-- start Records to use --
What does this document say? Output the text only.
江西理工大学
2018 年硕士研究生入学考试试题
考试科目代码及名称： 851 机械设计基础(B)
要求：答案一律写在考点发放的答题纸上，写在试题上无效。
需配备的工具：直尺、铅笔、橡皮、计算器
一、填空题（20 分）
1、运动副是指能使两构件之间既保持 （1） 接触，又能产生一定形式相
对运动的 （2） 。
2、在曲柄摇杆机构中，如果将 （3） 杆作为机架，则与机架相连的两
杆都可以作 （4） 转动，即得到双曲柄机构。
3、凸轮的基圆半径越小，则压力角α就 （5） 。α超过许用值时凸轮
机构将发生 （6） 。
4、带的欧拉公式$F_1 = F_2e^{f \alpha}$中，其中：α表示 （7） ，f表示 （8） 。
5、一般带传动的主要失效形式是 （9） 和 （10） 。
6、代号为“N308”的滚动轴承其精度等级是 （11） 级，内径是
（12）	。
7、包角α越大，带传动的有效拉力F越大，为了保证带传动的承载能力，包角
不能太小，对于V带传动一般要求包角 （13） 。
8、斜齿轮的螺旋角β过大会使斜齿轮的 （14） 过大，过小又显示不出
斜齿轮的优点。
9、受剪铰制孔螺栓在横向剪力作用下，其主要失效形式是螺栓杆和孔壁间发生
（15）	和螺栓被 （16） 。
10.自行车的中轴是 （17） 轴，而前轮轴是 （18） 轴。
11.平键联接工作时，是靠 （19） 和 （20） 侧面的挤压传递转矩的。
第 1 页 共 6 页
-- end Records to use --
▶ _Stated problem_:
Take the material above and return all of it exactly.

▶ _Solution to the exercise_:
What does this document say? Output the text only.
江西理工大学
2018 年硕士研究生入学考试试题
考试科目代码及名称： 851 机械设计基础(B)
要求：答案一律写在考点发放的答题纸上，写在试题上无效。
需配备的工具：直尺、铅笔、橡皮、计算器
一、填空题（20 分）
1、运动副是指能使两构件之间既保持 （1） 接触，又能产生一定形式相
对运动的 （2） 。
2、在曲柄摇杆机构中，如果将 （3） 杆作为机架，则与机架相连的两
杆都可以作 （4） 转动，即得到双曲柄机构。
3、凸轮的基圆半径越小，则压力角α就 （5） 。α超过许用值时凸轮
机构将发生 （6） 。
4、带的欧拉公式$F_1 = F_2e^{f \alpha}$中，其中：α表示 （7） ，f表示 （8） 。
5、一般带传动的主要失效形式是 （9） 和 （10） 。
6、代号为“N308”的滚动轴承其精度等级是 （11） 级，内径是
（12）	。
7、包角α越大，带传动的有效拉力F越大，为了保证带传动的承载能力，包角
不能太小，对于V带传动一般要求包角 （13） 。
8、斜齿轮的螺旋角β过大会使斜齿轮的 （14） 过大，过小又显示不出
斜齿轮的优点。
9、受剪铰制孔螺栓在横向剪力作用下，其主要失效形式是螺栓杆和孔壁间发生
（15）	和螺栓被 （16） 。
10.自行车的中轴是 （17） 轴，而前轮轴是 （18） 轴。
11.平键联接工作时，是靠 （19） 和 （20） 侧面的挤压传递转矩的。
第 1 页 共 6 页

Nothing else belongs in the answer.